**SHORT TASK**:
Determine how many lines of the items below contain the string "distance", treating uppercase and lowercase as distinct. Give only the number.

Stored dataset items
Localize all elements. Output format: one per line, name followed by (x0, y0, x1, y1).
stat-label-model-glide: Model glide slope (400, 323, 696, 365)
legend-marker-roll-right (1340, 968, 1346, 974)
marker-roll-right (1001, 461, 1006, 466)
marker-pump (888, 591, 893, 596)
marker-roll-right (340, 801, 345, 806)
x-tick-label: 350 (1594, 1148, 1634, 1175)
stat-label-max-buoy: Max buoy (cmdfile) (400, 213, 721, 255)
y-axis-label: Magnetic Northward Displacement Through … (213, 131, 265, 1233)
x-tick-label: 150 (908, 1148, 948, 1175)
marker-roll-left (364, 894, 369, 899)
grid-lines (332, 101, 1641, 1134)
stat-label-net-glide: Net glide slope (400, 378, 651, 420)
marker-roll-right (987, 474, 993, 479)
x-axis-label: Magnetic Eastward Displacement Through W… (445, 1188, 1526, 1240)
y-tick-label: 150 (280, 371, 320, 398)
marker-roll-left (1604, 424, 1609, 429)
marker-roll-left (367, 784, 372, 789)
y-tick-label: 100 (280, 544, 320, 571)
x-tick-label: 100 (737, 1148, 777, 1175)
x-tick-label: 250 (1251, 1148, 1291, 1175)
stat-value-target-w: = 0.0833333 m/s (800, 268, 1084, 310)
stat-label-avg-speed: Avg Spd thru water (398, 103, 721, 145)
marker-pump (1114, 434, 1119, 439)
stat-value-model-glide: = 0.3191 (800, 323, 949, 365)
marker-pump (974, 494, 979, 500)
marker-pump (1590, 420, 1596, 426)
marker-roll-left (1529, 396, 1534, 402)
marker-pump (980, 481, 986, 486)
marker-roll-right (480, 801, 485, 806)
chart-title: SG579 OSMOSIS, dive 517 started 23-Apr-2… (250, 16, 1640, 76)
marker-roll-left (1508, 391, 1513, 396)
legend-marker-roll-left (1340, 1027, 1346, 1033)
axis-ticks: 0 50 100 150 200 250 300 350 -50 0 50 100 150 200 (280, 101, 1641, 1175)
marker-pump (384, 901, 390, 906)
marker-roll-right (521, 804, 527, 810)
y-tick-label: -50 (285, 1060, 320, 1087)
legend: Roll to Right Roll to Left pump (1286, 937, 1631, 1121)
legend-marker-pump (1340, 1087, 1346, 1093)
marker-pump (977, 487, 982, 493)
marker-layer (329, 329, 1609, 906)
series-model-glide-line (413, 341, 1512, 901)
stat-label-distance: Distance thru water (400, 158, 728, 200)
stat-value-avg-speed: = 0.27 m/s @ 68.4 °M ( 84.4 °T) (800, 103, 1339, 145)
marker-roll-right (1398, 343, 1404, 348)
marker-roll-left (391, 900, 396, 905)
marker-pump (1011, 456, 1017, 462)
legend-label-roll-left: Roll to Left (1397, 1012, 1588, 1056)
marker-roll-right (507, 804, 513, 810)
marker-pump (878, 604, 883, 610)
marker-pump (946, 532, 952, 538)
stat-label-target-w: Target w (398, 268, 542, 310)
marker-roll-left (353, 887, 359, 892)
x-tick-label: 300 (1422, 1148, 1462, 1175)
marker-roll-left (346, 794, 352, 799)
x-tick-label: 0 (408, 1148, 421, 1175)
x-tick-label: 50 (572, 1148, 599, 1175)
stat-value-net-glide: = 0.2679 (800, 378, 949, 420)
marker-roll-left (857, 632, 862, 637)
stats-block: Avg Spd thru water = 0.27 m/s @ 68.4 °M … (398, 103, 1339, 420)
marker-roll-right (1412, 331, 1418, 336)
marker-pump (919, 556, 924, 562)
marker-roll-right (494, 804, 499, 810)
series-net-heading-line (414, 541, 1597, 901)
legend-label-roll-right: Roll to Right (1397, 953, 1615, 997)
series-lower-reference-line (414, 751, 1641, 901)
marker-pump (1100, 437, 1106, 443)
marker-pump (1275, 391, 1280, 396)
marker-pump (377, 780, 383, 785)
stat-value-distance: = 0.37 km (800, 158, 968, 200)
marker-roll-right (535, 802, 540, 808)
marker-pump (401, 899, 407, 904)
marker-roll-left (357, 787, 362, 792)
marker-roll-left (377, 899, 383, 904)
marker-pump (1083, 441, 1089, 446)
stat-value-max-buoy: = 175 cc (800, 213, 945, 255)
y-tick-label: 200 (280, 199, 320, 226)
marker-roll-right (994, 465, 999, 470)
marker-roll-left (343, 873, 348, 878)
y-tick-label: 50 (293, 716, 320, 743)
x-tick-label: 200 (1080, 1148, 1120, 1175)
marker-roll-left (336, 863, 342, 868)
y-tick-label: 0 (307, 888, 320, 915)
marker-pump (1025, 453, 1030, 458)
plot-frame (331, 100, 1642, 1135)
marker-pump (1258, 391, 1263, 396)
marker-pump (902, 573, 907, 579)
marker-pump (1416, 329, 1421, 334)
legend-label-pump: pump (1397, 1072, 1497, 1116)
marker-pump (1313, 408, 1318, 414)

**SOLUTION TO THE PROBLEM**:
2